• [What to do]: Examine the records and identify each line that includes the string "this". Copy those lines.
### Stored records
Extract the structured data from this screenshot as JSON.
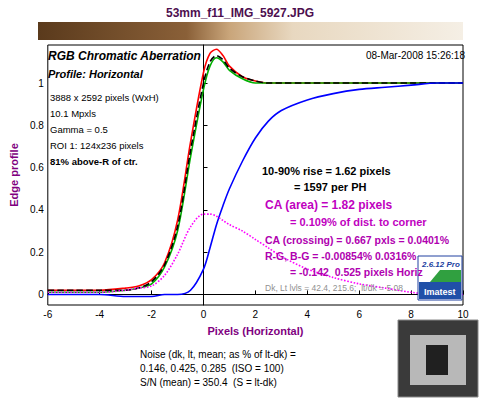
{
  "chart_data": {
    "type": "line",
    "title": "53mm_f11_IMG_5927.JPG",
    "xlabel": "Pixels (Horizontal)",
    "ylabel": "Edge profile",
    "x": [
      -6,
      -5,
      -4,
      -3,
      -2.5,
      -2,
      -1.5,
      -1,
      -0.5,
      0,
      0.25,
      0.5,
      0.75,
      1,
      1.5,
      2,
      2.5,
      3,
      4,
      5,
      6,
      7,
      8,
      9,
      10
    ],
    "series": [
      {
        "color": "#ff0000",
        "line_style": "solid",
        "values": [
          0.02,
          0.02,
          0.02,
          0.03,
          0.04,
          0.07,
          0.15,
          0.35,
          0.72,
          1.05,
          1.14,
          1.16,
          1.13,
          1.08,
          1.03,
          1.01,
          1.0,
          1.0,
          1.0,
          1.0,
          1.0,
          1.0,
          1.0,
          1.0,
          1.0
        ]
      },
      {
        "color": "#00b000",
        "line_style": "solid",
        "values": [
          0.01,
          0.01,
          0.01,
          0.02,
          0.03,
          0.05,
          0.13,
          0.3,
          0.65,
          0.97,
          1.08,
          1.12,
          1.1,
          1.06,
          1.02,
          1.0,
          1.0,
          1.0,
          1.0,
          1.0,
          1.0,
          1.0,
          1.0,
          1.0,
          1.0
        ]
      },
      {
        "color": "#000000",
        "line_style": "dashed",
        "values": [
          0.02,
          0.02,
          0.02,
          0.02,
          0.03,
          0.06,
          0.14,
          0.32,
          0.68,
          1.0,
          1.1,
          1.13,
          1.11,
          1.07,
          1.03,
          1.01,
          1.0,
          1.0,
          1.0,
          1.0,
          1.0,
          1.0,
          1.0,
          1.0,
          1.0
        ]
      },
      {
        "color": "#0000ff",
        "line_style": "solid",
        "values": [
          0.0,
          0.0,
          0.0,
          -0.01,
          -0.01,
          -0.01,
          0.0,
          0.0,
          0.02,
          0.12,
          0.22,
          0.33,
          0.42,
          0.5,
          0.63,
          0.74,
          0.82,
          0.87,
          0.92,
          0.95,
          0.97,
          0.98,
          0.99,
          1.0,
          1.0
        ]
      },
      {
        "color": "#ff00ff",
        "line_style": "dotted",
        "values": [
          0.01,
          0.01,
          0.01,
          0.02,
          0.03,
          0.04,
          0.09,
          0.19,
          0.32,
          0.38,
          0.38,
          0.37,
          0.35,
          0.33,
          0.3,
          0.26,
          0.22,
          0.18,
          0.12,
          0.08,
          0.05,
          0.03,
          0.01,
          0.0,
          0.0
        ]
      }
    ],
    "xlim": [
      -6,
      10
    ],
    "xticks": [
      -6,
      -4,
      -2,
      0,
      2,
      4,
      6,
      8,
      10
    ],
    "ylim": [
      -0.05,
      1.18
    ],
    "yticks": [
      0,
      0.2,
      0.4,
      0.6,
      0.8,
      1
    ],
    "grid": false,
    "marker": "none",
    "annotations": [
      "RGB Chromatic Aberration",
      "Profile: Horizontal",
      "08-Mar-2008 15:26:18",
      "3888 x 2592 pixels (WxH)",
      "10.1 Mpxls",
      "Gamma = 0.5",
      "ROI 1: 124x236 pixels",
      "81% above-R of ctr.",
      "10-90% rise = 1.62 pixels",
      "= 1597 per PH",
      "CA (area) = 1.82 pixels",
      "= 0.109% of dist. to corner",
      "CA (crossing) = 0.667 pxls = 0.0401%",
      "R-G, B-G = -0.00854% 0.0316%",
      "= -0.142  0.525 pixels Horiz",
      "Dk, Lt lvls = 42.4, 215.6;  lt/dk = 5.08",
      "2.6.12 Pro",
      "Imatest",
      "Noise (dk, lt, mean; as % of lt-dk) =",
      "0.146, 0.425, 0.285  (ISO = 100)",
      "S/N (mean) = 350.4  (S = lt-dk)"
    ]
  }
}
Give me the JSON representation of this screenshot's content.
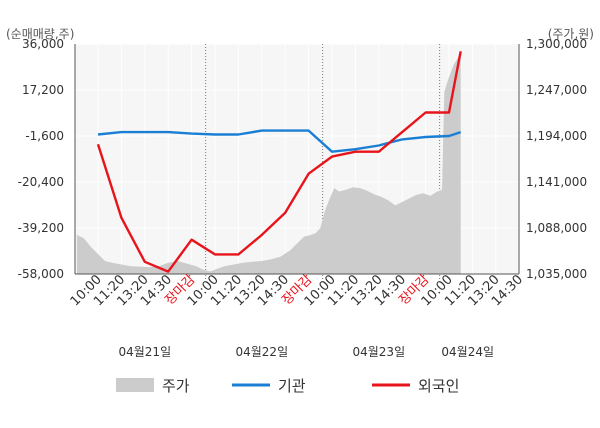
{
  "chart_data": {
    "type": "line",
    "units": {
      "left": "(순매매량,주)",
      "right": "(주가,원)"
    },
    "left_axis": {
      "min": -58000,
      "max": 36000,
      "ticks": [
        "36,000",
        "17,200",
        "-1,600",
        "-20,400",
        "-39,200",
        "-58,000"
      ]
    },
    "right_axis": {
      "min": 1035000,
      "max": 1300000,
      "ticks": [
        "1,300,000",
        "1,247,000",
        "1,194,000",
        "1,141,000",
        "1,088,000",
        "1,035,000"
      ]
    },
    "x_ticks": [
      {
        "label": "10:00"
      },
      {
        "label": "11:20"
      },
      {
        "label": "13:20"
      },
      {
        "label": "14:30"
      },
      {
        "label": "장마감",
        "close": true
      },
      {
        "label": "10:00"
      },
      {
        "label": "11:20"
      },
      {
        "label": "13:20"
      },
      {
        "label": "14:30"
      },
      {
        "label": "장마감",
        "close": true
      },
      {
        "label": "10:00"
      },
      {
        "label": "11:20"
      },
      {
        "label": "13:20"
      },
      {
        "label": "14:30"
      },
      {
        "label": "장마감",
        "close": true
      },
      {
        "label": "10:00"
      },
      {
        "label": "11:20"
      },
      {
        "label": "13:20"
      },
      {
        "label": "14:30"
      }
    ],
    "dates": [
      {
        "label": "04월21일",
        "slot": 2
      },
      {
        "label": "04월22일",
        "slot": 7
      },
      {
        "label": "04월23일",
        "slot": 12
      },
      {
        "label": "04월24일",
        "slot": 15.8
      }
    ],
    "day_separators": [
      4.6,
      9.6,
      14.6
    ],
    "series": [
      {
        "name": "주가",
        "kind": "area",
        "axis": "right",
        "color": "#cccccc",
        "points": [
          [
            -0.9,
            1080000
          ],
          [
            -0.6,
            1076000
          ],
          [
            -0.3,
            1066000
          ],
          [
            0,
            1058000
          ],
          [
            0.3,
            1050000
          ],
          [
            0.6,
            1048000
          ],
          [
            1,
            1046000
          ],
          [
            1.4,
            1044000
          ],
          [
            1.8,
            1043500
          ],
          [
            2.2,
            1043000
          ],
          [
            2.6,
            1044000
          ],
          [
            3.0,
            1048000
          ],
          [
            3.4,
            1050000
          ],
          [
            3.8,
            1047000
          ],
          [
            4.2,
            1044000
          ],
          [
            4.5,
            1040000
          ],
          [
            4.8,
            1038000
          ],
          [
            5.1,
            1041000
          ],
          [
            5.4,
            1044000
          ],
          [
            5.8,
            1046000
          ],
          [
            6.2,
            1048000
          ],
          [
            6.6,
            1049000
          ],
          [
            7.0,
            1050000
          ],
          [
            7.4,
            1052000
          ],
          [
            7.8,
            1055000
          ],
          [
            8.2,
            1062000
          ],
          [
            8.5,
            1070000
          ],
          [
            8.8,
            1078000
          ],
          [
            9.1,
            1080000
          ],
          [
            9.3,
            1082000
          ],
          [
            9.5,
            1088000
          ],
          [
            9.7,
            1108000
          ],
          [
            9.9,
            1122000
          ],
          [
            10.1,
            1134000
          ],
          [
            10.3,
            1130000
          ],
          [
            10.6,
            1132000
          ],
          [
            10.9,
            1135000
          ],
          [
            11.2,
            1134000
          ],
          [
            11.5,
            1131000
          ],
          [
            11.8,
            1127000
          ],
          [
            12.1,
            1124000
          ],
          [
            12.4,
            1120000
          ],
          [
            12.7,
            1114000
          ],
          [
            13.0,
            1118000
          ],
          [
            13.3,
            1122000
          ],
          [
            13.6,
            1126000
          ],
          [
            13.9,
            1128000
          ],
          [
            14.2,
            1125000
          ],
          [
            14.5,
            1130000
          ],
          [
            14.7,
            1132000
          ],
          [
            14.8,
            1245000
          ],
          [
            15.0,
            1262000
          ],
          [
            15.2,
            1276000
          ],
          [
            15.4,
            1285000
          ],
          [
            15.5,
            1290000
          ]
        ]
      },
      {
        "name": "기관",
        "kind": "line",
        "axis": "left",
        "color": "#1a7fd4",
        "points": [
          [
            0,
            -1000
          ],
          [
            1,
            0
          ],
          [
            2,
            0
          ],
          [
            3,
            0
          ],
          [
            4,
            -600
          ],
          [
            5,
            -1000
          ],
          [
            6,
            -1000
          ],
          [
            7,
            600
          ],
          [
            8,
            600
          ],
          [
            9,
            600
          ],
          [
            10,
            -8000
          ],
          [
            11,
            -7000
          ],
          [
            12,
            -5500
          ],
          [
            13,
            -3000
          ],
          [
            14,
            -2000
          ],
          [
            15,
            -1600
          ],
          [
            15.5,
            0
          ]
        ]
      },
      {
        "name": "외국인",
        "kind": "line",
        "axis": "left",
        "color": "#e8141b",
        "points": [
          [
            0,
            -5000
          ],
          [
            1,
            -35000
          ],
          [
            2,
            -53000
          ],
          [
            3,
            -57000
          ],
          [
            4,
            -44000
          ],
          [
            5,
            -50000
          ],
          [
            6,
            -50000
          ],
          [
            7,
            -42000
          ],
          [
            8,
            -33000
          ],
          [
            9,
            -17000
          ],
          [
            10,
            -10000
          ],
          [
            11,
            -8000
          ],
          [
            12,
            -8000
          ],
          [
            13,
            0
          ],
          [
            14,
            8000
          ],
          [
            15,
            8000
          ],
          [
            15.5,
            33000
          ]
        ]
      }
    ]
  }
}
######
• [Full output]:
Extract the structured data from this screenshot as JSON.
Give me the JSON representation of this screenshot's content.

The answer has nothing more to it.